◆ DIRECTIVE ◆
Can you put the data into a numbered list, beginning with its first line and running through the line that contains "contacts-tab[interactable] — [199, 90, 239, 130]", with both of those lines included and any blank lines dropped?

┌──

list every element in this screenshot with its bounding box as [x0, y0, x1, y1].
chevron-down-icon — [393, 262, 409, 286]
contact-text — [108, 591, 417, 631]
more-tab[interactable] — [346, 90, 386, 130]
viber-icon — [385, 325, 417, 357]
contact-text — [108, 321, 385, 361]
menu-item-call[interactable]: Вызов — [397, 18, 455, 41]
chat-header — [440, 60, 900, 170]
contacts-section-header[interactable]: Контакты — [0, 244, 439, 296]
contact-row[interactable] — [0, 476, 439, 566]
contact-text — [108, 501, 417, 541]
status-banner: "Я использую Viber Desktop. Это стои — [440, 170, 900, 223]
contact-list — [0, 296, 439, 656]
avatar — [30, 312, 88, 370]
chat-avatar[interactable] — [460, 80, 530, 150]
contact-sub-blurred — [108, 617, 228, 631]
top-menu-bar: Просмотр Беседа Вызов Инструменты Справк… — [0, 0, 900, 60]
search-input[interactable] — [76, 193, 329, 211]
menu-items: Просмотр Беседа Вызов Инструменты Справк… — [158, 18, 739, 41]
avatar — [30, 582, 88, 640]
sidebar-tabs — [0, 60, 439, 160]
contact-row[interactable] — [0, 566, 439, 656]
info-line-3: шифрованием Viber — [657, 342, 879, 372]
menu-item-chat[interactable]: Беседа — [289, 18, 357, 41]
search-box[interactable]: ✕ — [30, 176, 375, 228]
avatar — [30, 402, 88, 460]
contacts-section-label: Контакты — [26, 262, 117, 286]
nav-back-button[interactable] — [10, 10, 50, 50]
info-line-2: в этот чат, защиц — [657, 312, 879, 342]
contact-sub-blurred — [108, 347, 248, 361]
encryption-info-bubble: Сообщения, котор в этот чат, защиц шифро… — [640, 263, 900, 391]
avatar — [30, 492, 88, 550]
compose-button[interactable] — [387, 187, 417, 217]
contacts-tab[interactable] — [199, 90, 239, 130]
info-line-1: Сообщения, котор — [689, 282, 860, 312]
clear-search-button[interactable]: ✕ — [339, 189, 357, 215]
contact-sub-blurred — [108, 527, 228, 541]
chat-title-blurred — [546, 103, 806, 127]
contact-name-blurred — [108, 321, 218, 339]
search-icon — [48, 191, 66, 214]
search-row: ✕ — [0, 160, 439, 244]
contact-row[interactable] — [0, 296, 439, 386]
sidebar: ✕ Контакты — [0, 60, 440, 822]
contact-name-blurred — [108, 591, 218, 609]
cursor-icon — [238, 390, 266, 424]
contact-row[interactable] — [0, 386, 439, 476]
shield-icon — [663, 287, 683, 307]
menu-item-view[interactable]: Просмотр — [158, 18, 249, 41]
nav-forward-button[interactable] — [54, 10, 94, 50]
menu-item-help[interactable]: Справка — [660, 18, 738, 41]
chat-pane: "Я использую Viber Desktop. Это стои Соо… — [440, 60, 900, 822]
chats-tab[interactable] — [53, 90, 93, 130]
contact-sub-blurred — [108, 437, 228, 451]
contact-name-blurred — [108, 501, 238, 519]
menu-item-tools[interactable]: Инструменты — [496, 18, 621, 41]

└──

◆ ANSWER TO THE TASK ◆
1. list every element in this screenshot with its bounding box as [x0, y0, x1, y1].
2. chevron-down-icon — [393, 262, 409, 286]
3. contact-text — [108, 591, 417, 631]
4. more-tab[interactable] — [346, 90, 386, 130]
5. viber-icon — [385, 325, 417, 357]
6. contact-text — [108, 321, 385, 361]
7. menu-item-call[interactable]: Вызов — [397, 18, 455, 41]
8. chat-header — [440, 60, 900, 170]
9. contacts-section-header[interactable]: Контакты — [0, 244, 439, 296]
10. contact-row[interactable] — [0, 476, 439, 566]
11. contact-text — [108, 501, 417, 541]
12. status-banner: "Я использую Viber Desktop. Это стои — [440, 170, 900, 223]
13. contact-list — [0, 296, 439, 656]
14. avatar — [30, 312, 88, 370]
15. chat-avatar[interactable] — [460, 80, 530, 150]
16. contact-sub-blurred — [108, 617, 228, 631]
17. top-menu-bar: Просмотр Беседа Вызов Инструменты Справк… — [0, 0, 900, 60]
18. search-input[interactable] — [76, 193, 329, 211]
19. menu-items: Просмотр Беседа Вызов Инструменты Справк… — [158, 18, 739, 41]
20. avatar — [30, 582, 88, 640]
21. sidebar-tabs — [0, 60, 439, 160]
22. contact-row[interactable] — [0, 566, 439, 656]
23. info-line-3: шифрованием Viber — [657, 342, 879, 372]
24. menu-item-chat[interactable]: Беседа — [289, 18, 357, 41]
25. search-box[interactable]: ✕ — [30, 176, 375, 228]
26. avatar — [30, 402, 88, 460]
27. contacts-section-label: Контакты — [26, 262, 117, 286]
28. nav-back-button[interactable] — [10, 10, 50, 50]
29. info-line-2: в этот чат, защиц — [657, 312, 879, 342]
30. contact-sub-blurred — [108, 347, 248, 361]
31. encryption-info-bubble: Сообщения, котор в этот чат, защиц шифро… — [640, 263, 900, 391]
32. avatar — [30, 492, 88, 550]
33. compose-button[interactable] — [387, 187, 417, 217]
34. contacts-tab[interactable] — [199, 90, 239, 130]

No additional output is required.